• EXERCISES TO COMPLETE
- a) In the Jesmond Community Festival text below, rewrite the paragraph beginning "The 2019 Jesmond Community Festival comprised" as a short bulleted list that keeps its main facts.
- b) Translate this sentence from the Jesmond Community Festival text below into Spanish: "Jesmond Community Festival comprises a mix of successful events repeated from previous years and a number of experiments."
- c) Answer these questions using the Jesmond Community Festival text below.
(i) How many events made up the 2019 festival?
(ii) On what date was the St George's Spring Fair held?
(iii) Where did the expanded Street Launch take place?

[Opening EXCERPTED TEXT section]

May to June 2020
Jesmond Community Festival
Jesmond Community Festival 2019
The 2019 Jesmond Community Festival comprised 85 events spread over 23 days, from 11 May to 2 June. Over 7,800 people attended or took part in festival events, although this total will include a lot of double counting, ie the same people attending two or more events. This success is largely the result of the huge amount of voluntary time and effort which goes into the events, by performers, organisers and host organisations.
In 2019 we tried out a new approach to launch the festival: the St George’s Spring Fair on 11 May was the first large event of the festival proper, but this was preceded on the previous Saturday by an expanded Street Launch in and around Acorn Road. This approach was not a complete success, causing a certain amount of confusion, and there will be further discussion before next year.
Jesmond Community Festival comprises a mix of successful events repeated from previous years and a number of experiments. While there are always some event organisers who are disappointed not to attract larger audiences, the overwhelming majority welcome the extra publicity that taking part in the festival gives them.

[Closing EXCERPTED TEXT section]
[Opening GIVEN ENTRIES section]

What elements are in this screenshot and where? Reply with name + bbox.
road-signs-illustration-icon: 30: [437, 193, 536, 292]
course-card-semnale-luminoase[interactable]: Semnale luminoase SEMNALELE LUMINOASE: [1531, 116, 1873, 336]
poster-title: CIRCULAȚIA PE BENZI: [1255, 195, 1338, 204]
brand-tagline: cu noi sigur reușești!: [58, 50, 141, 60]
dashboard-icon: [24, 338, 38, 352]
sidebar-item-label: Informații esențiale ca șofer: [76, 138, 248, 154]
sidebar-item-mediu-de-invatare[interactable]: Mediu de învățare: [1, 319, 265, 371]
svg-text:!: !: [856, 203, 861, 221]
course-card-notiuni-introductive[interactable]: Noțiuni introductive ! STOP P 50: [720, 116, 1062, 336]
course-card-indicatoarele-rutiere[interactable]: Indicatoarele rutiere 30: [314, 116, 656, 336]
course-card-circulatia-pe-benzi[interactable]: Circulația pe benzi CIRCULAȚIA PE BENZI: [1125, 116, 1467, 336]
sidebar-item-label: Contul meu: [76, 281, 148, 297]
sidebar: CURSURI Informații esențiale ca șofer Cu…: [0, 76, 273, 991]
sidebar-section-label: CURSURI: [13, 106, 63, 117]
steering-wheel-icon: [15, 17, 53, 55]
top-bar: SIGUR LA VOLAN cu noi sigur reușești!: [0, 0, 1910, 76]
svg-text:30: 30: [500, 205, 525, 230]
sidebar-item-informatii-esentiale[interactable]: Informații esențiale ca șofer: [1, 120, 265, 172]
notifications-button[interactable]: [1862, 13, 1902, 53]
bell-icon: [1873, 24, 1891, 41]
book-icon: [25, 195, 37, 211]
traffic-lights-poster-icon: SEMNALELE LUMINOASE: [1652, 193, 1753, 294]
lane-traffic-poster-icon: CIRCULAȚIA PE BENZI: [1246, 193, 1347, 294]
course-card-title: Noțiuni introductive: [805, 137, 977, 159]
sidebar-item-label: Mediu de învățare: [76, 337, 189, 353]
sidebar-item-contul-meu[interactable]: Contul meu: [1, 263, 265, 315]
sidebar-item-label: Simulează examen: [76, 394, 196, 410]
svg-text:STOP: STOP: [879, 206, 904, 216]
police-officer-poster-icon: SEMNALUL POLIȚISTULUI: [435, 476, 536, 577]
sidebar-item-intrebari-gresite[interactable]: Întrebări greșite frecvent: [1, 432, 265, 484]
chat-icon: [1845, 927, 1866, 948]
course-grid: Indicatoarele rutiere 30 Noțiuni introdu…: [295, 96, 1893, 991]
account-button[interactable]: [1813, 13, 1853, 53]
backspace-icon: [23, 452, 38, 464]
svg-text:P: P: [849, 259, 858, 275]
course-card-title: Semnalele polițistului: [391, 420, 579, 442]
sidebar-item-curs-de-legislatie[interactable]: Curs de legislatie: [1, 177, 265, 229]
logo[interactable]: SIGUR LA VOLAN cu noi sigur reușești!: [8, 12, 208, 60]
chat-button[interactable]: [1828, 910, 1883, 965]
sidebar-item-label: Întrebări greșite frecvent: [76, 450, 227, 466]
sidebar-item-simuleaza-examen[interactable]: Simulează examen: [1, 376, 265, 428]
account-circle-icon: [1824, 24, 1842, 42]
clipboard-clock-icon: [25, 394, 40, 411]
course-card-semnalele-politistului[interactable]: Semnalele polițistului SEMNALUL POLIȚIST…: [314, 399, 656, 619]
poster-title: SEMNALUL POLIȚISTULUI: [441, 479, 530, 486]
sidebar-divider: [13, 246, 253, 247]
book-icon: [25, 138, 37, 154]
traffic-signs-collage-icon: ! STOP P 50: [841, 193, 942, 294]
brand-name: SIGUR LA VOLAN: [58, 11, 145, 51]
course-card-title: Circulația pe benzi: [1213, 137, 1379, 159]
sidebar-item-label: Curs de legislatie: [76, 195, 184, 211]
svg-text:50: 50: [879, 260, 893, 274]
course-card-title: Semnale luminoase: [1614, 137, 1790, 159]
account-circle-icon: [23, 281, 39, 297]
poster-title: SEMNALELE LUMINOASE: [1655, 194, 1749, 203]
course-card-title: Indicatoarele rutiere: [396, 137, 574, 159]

[Closing GIVEN ENTRIES section]

• TASK-BY-TASK RESULTS
- a)
- The 2019 festival had 85 events over 23 days, from 11 May to 2 June.
- Over 7,800 people attended or took part, though this total includes much double counting of people who went to two or more events.
- Its success came largely from the voluntary time and effort of performers, organisers and host organisations.

- b) El Festival Comunitario de Jesmond combina eventos exitosos repetidos de años anteriores con una serie de experimentos.

- c)
(i) 85 events.
(ii) 11 May.
(iii) In and around Acorn Road.